> [Source records]:
┏━━

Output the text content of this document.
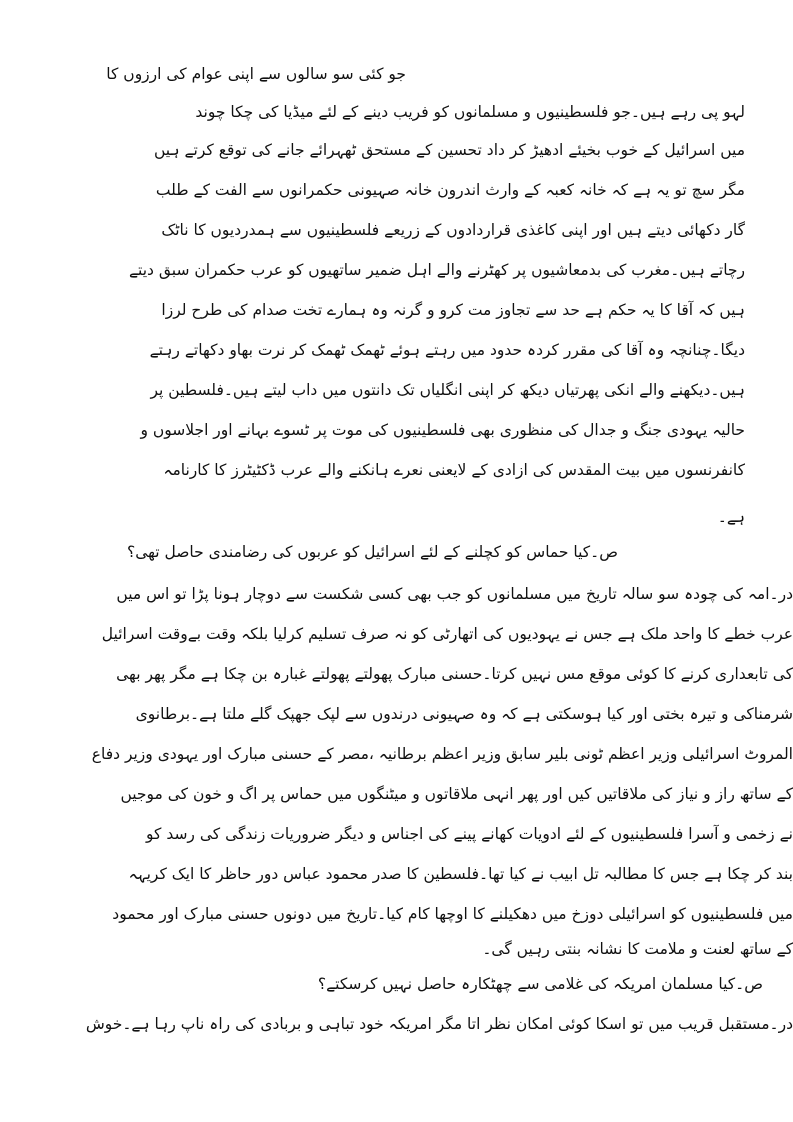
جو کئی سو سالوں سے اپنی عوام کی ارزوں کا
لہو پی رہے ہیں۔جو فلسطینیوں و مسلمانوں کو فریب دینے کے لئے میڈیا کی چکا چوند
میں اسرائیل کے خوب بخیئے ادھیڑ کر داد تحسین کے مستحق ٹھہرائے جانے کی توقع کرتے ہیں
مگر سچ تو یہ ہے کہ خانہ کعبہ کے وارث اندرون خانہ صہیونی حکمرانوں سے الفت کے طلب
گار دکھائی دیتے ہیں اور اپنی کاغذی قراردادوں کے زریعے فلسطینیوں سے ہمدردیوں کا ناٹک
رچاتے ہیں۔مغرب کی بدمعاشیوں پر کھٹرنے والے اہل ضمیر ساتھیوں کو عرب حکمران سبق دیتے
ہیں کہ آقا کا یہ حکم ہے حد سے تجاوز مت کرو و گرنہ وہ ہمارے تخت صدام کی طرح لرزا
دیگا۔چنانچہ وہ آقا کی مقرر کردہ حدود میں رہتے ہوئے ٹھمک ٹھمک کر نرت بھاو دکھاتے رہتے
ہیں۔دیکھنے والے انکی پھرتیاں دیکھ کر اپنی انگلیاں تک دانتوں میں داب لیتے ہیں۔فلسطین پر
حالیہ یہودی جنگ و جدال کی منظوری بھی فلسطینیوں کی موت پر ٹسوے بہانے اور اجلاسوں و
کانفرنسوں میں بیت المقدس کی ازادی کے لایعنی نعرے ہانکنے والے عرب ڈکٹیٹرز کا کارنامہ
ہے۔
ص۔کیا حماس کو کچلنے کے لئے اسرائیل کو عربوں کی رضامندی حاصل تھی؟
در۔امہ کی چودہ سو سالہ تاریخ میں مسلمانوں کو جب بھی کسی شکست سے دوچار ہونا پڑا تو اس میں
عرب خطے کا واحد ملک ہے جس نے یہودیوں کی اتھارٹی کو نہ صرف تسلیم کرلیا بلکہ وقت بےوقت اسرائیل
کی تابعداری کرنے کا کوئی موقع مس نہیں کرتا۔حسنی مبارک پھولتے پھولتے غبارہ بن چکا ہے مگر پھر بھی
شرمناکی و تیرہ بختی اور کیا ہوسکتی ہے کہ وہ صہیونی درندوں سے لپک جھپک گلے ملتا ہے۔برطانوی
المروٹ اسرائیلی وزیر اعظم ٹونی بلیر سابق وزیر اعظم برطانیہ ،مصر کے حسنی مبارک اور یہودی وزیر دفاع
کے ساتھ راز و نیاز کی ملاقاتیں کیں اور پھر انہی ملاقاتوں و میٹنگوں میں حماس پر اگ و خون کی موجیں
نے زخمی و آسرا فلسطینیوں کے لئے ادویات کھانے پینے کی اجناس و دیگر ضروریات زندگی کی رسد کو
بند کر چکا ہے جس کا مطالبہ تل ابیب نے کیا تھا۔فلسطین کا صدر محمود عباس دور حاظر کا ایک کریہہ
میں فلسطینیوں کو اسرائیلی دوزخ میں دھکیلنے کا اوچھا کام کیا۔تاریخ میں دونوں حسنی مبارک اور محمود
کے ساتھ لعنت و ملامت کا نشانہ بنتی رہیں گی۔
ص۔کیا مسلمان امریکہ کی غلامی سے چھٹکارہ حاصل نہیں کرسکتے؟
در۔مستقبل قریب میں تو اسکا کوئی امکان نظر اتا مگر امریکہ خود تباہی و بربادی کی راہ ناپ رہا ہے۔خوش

┗━━

> [What to work on]:
Your copy of the data above should match it exactly, except that pictures are left out.

> [Problem solution]:
Output the text content of this document.
جو کئی سو سالوں سے اپنی عوام کی ارزوں کا
لہو پی رہے ہیں۔جو فلسطینیوں و مسلمانوں کو فریب دینے کے لئے میڈیا کی چکا چوند
میں اسرائیل کے خوب بخیئے ادھیڑ کر داد تحسین کے مستحق ٹھہرائے جانے کی توقع کرتے ہیں
مگر سچ تو یہ ہے کہ خانہ کعبہ کے وارث اندرون خانہ صہیونی حکمرانوں سے الفت کے طلب
گار دکھائی دیتے ہیں اور اپنی کاغذی قراردادوں کے زریعے فلسطینیوں سے ہمدردیوں کا ناٹک
رچاتے ہیں۔مغرب کی بدمعاشیوں پر کھٹرنے والے اہل ضمیر ساتھیوں کو عرب حکمران سبق دیتے
ہیں کہ آقا کا یہ حکم ہے حد سے تجاوز مت کرو و گرنہ وہ ہمارے تخت صدام کی طرح لرزا
دیگا۔چنانچہ وہ آقا کی مقرر کردہ حدود میں رہتے ہوئے ٹھمک ٹھمک کر نرت بھاو دکھاتے رہتے
ہیں۔دیکھنے والے انکی پھرتیاں دیکھ کر اپنی انگلیاں تک دانتوں میں داب لیتے ہیں۔فلسطین پر
حالیہ یہودی جنگ و جدال کی منظوری بھی فلسطینیوں کی موت پر ٹسوے بہانے اور اجلاسوں و
کانفرنسوں میں بیت المقدس کی ازادی کے لایعنی نعرے ہانکنے والے عرب ڈکٹیٹرز کا کارنامہ
ہے۔
ص۔کیا حماس کو کچلنے کے لئے اسرائیل کو عربوں کی رضامندی حاصل تھی؟
در۔امہ کی چودہ سو سالہ تاریخ میں مسلمانوں کو جب بھی کسی شکست سے دوچار ہونا پڑا تو اس میں
عرب خطے کا واحد ملک ہے جس نے یہودیوں کی اتھارٹی کو نہ صرف تسلیم کرلیا بلکہ وقت بےوقت اسرائیل
کی تابعداری کرنے کا کوئی موقع مس نہیں کرتا۔حسنی مبارک پھولتے پھولتے غبارہ بن چکا ہے مگر پھر بھی
شرمناکی و تیرہ بختی اور کیا ہوسکتی ہے کہ وہ صہیونی درندوں سے لپک جھپک گلے ملتا ہے۔برطانوی
المروٹ اسرائیلی وزیر اعظم ٹونی بلیر سابق وزیر اعظم برطانیہ ،مصر کے حسنی مبارک اور یہودی وزیر دفاع
کے ساتھ راز و نیاز کی ملاقاتیں کیں اور پھر انہی ملاقاتوں و میٹنگوں میں حماس پر اگ و خون کی موجیں
نے زخمی و آسرا فلسطینیوں کے لئے ادویات کھانے پینے کی اجناس و دیگر ضروریات زندگی کی رسد کو
بند کر چکا ہے جس کا مطالبہ تل ابیب نے کیا تھا۔فلسطین کا صدر محمود عباس دور حاظر کا ایک کریہہ
میں فلسطینیوں کو اسرائیلی دوزخ میں دھکیلنے کا اوچھا کام کیا۔تاریخ میں دونوں حسنی مبارک اور محمود
کے ساتھ لعنت و ملامت کا نشانہ بنتی رہیں گی۔
ص۔کیا مسلمان امریکہ کی غلامی سے چھٹکارہ حاصل نہیں کرسکتے؟
در۔مستقبل قریب میں تو اسکا کوئی امکان نظر اتا مگر امریکہ خود تباہی و بربادی کی راہ ناپ رہا ہے۔خوش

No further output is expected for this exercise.